** Your task **
Using the records below, report how many lines hold "this", with no extra text.

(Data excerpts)
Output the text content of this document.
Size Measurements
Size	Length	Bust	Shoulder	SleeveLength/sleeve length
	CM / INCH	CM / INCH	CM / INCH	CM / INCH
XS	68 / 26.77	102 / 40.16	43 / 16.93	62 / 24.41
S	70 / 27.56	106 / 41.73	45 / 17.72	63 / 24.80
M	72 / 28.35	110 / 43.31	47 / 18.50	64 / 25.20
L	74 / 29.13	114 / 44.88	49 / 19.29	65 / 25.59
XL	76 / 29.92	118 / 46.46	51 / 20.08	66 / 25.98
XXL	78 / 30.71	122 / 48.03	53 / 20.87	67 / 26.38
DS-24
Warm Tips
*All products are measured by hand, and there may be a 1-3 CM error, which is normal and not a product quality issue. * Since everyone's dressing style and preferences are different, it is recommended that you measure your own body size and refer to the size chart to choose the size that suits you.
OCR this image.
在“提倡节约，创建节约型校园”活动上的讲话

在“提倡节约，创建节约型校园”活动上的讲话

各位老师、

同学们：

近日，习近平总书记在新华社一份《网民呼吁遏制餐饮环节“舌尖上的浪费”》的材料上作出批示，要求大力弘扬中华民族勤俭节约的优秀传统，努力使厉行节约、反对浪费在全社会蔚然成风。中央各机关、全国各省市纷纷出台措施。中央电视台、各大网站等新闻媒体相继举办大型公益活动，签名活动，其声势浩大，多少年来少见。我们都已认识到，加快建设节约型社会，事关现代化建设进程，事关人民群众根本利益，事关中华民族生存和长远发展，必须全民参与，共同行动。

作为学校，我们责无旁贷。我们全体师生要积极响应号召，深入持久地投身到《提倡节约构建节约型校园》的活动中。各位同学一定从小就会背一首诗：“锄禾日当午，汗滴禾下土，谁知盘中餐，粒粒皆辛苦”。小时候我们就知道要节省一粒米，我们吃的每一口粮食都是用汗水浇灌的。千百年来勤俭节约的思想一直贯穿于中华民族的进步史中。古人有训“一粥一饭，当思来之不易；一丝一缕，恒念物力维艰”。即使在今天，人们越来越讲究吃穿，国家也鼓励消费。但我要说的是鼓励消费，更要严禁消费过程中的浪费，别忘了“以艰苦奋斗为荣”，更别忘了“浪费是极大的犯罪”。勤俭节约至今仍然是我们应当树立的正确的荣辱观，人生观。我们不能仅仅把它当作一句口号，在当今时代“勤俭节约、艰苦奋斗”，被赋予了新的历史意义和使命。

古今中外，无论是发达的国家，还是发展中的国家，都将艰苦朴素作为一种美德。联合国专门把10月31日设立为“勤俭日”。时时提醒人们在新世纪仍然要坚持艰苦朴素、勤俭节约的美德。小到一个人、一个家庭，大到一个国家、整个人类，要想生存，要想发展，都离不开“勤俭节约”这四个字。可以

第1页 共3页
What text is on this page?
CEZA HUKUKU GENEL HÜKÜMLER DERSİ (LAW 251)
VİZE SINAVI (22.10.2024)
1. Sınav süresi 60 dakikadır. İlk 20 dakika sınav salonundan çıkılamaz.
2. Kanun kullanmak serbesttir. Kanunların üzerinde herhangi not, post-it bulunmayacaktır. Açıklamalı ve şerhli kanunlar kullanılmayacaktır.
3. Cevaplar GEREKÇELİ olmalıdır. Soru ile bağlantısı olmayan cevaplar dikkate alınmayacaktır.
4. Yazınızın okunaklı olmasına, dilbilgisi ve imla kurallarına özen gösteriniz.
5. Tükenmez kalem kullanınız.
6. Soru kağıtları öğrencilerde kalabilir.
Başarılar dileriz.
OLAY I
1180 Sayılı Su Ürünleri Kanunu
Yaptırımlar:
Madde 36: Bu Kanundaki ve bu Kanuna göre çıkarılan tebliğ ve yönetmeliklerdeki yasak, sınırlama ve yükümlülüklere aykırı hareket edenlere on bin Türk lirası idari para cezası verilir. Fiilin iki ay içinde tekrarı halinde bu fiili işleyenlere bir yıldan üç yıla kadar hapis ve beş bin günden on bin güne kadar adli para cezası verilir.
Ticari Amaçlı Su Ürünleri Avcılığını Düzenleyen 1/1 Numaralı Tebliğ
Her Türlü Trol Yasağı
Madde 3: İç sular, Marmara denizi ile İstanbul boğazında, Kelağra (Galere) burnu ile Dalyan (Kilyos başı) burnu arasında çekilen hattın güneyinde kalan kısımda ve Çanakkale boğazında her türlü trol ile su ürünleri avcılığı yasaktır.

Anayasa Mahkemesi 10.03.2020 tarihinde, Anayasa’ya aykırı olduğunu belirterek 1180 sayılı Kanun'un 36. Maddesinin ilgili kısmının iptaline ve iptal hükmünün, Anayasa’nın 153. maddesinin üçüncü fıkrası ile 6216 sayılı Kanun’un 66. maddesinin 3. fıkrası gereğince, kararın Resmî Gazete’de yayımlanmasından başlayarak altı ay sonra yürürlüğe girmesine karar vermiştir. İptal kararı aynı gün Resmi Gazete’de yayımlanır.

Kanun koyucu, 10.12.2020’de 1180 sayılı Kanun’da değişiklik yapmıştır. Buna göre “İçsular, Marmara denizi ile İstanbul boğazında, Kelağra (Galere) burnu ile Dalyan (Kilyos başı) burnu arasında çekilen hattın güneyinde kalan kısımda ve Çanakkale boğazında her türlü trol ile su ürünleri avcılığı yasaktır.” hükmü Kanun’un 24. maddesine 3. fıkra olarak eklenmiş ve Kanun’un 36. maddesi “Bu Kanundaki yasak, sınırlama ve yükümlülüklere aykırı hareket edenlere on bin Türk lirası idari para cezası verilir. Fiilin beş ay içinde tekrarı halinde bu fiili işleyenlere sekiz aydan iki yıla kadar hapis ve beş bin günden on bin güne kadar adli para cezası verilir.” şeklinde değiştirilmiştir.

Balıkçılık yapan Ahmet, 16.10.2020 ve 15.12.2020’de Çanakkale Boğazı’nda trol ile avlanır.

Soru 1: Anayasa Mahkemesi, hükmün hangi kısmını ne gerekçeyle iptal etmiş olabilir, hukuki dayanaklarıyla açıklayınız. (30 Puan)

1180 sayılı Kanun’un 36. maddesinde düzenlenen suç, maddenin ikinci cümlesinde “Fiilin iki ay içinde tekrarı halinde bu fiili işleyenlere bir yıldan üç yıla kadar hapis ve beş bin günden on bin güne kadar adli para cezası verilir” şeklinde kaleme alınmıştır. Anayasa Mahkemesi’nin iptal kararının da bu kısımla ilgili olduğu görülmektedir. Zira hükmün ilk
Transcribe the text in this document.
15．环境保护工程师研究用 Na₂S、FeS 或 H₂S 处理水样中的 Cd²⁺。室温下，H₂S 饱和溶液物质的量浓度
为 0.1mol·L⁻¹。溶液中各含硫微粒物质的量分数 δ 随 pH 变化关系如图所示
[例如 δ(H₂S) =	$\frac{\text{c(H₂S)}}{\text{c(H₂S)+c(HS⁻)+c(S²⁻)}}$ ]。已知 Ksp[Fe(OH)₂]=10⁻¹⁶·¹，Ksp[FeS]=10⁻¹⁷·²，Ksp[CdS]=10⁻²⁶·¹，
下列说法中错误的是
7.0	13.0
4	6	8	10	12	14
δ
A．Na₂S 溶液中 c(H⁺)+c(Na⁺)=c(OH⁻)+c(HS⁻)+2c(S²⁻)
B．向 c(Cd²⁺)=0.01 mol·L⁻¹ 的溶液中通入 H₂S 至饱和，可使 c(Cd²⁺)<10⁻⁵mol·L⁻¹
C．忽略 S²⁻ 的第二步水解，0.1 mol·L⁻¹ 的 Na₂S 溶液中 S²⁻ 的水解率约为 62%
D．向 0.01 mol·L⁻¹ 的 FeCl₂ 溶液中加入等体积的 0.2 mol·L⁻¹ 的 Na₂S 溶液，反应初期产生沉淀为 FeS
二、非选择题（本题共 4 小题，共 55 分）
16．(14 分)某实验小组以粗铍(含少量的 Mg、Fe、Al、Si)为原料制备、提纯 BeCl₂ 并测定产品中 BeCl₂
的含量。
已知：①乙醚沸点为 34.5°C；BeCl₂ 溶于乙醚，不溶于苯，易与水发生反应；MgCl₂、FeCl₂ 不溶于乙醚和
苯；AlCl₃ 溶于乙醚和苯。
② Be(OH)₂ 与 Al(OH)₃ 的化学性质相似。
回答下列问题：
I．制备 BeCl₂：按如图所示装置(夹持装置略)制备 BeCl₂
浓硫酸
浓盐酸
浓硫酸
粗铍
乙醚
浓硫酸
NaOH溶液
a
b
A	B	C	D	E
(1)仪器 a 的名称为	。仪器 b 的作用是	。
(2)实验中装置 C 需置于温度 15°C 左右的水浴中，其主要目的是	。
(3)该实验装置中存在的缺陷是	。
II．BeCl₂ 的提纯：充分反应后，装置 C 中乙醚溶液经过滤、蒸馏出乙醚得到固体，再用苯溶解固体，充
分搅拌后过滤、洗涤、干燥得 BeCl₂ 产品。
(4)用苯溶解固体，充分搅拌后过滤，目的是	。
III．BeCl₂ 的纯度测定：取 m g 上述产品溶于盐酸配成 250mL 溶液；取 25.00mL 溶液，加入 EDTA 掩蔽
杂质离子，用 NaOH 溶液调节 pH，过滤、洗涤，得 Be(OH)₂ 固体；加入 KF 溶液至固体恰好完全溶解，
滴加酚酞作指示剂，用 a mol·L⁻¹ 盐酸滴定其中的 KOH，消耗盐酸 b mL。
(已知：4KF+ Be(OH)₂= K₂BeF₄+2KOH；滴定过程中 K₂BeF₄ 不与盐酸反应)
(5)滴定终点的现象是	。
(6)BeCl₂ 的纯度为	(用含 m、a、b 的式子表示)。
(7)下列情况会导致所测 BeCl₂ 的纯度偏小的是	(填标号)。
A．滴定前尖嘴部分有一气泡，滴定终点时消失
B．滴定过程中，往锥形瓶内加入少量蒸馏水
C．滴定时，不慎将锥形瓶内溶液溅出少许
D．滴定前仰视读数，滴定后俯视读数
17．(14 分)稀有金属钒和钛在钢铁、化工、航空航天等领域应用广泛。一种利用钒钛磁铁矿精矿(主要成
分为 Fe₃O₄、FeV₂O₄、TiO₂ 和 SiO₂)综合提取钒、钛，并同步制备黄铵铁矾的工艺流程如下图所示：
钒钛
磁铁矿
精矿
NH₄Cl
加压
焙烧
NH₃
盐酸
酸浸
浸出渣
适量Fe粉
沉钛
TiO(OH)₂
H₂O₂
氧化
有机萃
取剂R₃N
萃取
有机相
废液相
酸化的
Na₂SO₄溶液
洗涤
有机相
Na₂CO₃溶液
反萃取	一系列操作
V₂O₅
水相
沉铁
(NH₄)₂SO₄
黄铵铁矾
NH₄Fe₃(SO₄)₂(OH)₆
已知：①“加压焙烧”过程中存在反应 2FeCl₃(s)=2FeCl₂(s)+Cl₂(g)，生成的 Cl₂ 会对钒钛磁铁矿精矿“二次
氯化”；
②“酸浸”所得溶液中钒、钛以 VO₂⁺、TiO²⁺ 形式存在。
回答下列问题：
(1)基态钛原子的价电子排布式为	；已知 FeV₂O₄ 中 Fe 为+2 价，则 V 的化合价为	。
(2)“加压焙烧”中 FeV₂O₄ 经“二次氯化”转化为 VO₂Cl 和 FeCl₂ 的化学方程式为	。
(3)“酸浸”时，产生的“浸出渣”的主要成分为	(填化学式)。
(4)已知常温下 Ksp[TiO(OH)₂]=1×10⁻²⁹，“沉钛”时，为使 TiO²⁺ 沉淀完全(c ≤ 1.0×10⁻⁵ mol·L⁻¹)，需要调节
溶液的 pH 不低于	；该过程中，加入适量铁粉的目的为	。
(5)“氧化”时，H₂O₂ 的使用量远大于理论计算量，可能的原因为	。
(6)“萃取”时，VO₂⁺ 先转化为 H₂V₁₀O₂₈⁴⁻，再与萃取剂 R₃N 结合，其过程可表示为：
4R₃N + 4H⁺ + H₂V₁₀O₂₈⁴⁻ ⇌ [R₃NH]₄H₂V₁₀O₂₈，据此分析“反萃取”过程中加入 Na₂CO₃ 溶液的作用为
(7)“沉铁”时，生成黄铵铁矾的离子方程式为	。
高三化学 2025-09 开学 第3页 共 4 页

** In response **
4